begin Rows
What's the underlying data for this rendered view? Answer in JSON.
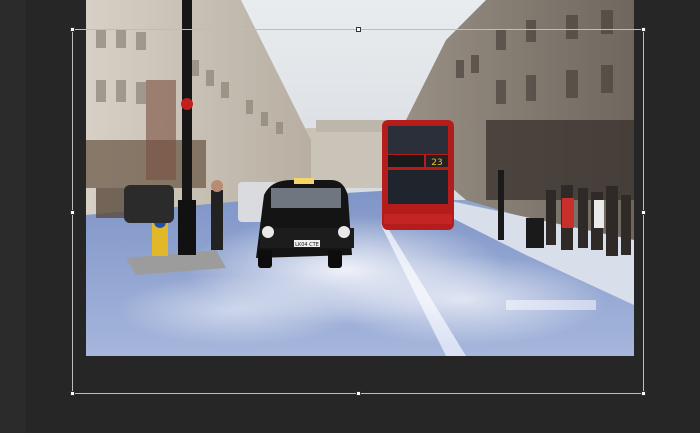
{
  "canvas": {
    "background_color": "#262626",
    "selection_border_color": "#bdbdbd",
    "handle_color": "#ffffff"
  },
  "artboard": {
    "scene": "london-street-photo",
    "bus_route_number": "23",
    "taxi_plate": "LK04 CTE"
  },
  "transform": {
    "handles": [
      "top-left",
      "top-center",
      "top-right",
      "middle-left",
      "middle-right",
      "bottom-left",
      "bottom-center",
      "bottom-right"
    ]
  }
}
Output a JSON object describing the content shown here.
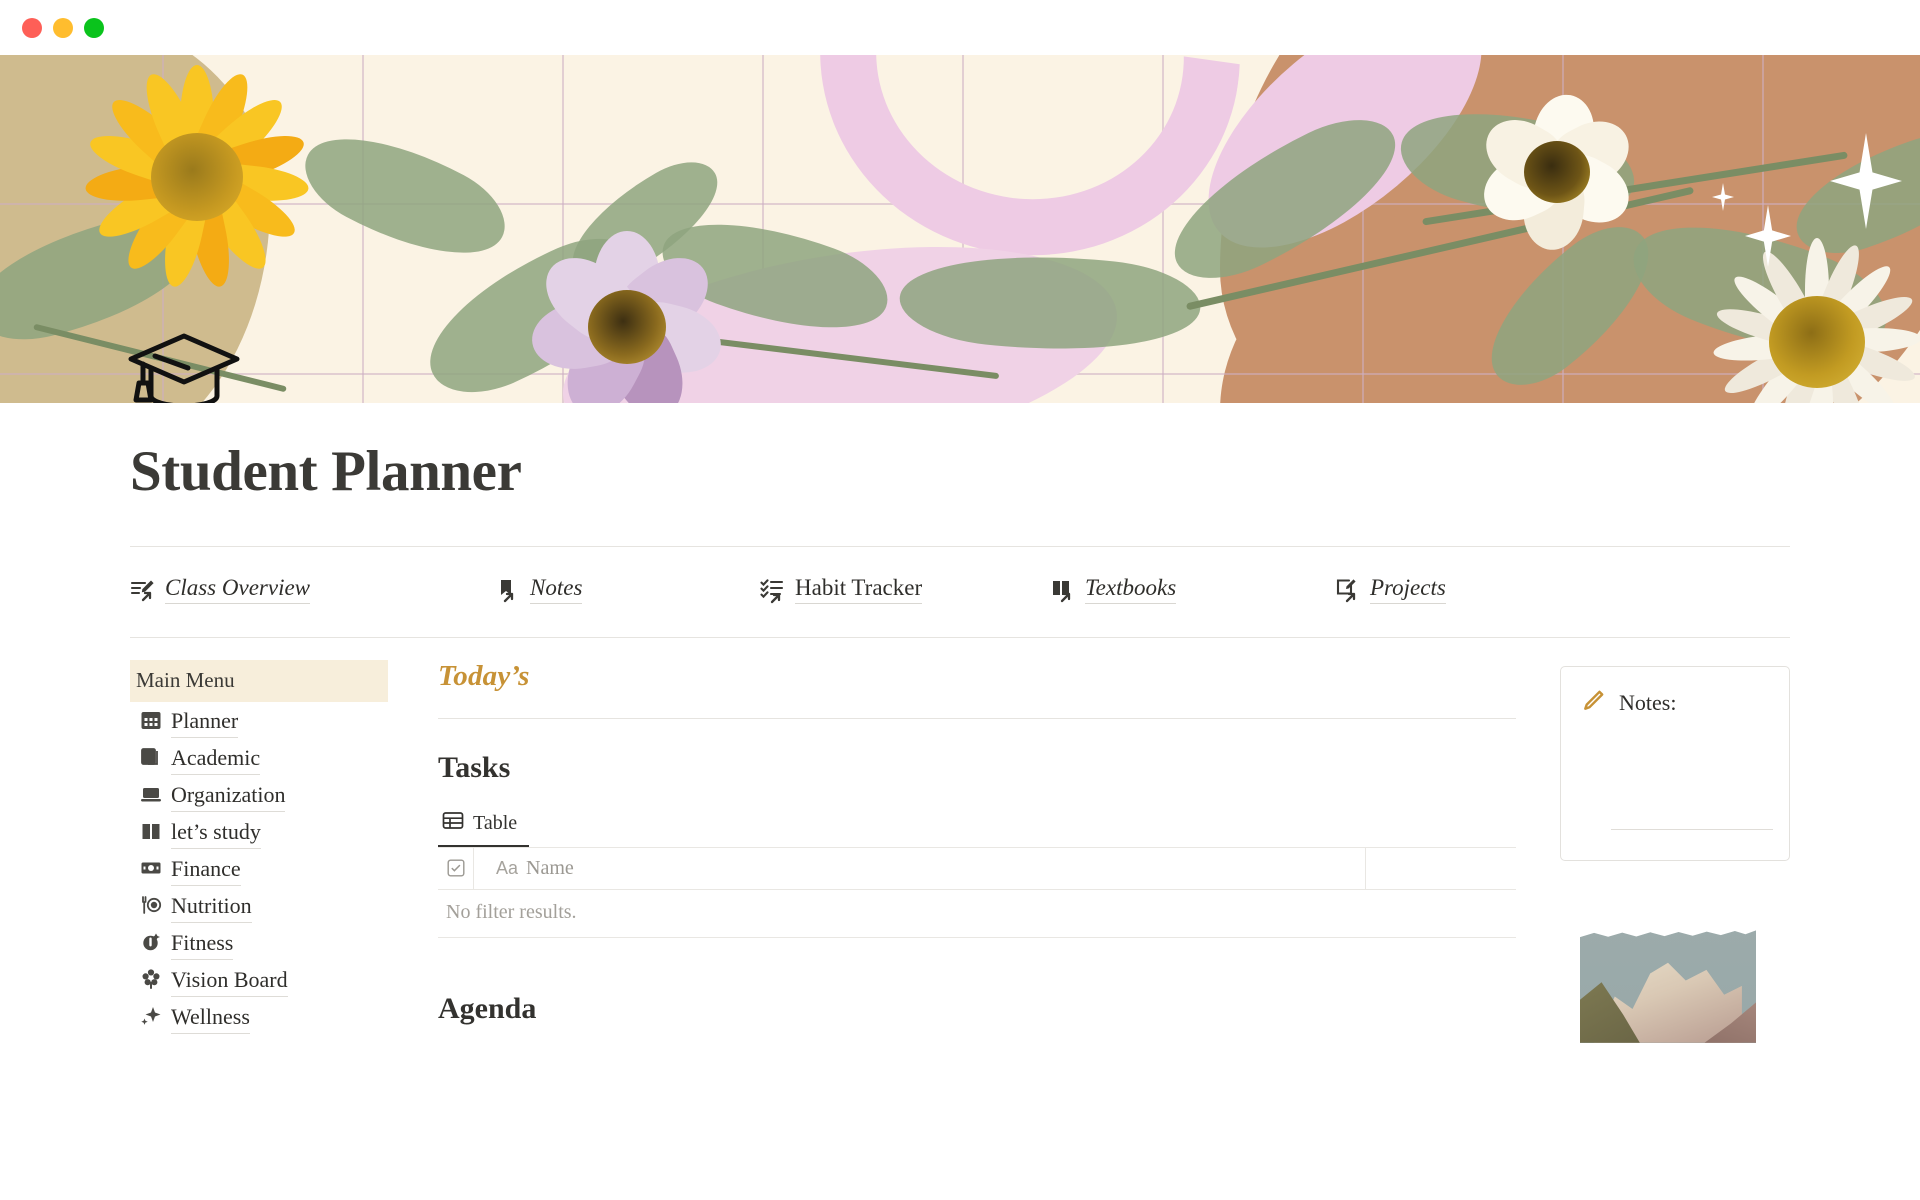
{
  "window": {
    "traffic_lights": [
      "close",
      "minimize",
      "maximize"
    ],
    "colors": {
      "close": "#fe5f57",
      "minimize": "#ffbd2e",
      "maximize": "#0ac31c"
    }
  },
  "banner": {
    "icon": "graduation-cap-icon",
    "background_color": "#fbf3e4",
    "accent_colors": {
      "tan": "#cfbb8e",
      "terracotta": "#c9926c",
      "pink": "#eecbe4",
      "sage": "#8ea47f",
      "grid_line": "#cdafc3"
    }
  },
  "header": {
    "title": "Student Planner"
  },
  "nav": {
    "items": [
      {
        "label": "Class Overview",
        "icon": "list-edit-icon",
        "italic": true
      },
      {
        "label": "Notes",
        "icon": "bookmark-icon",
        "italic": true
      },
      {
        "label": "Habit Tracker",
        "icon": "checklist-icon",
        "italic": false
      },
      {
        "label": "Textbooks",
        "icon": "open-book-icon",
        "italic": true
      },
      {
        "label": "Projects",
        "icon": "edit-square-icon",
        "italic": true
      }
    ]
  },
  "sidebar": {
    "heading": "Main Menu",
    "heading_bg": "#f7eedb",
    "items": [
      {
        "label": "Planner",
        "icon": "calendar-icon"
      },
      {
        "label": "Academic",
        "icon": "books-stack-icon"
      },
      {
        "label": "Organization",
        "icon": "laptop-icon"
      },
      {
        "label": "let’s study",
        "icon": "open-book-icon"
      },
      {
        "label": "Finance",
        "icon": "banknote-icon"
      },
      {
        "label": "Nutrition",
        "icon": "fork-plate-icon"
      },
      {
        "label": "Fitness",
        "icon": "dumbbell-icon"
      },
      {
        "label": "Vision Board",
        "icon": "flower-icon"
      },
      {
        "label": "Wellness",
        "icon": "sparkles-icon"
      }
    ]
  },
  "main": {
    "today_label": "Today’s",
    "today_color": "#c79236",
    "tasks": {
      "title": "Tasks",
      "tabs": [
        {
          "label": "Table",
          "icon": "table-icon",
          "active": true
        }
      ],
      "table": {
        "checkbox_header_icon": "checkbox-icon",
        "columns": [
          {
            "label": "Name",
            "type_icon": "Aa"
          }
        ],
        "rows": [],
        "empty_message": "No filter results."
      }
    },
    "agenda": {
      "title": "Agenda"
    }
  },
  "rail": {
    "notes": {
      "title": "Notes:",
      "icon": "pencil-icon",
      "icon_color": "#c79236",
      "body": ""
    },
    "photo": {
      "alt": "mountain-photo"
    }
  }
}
end Rows
begin Rows
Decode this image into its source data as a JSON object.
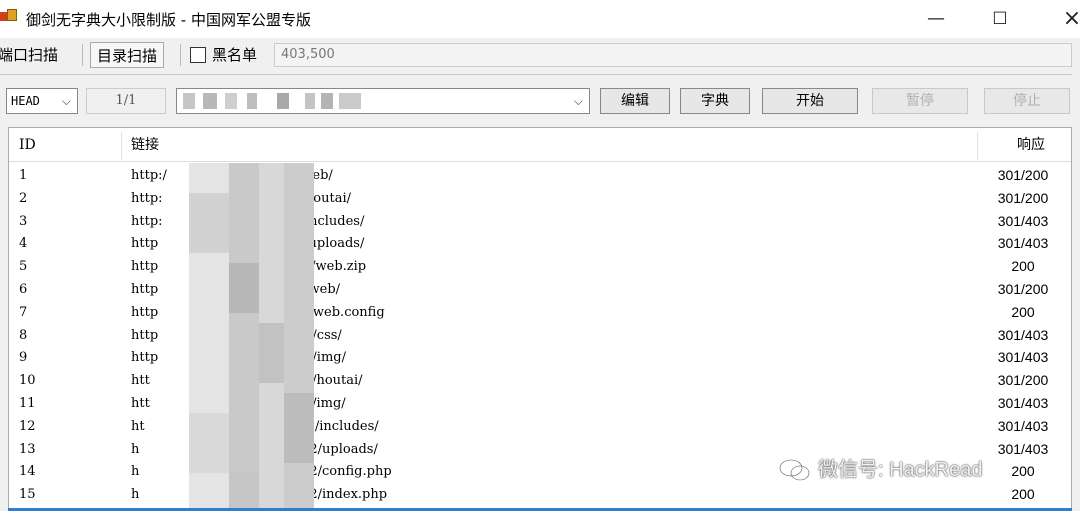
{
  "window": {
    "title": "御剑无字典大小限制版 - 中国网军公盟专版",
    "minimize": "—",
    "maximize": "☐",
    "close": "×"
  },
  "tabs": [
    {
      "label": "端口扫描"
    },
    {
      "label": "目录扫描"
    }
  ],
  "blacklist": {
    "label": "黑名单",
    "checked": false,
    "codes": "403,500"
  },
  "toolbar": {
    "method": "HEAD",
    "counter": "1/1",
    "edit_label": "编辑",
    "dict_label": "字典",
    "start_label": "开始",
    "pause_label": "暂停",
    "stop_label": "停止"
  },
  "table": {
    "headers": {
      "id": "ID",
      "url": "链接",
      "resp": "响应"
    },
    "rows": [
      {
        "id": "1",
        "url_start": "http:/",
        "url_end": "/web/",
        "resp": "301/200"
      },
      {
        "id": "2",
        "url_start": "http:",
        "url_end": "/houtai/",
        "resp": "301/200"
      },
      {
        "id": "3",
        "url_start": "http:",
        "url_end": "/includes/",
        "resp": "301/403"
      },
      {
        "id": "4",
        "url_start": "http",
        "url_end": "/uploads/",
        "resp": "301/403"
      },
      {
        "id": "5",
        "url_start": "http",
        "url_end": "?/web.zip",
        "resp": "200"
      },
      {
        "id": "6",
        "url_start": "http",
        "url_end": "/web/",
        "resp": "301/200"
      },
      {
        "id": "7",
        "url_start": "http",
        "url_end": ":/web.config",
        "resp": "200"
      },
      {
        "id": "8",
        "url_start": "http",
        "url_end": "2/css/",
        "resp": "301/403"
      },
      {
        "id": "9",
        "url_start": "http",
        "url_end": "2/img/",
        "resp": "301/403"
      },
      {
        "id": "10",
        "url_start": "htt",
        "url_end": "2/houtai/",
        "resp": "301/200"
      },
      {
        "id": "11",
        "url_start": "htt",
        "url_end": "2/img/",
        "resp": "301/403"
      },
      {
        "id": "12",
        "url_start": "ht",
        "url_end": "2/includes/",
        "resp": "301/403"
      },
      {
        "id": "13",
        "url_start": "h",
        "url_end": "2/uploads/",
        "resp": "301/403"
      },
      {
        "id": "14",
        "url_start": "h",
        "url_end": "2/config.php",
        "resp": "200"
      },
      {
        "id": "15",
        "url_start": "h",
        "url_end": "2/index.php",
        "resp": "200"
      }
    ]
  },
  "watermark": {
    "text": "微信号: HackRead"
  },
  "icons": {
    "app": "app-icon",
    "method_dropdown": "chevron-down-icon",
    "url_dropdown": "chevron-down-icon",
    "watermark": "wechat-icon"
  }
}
end Rows
> **Goal of the exercise**: Take every line containing the word "down" and copy it.

> **Answer to the problem**:
    "method_dropdown": "chevron-down-icon",
    "url_dropdown": "chevron-down-icon",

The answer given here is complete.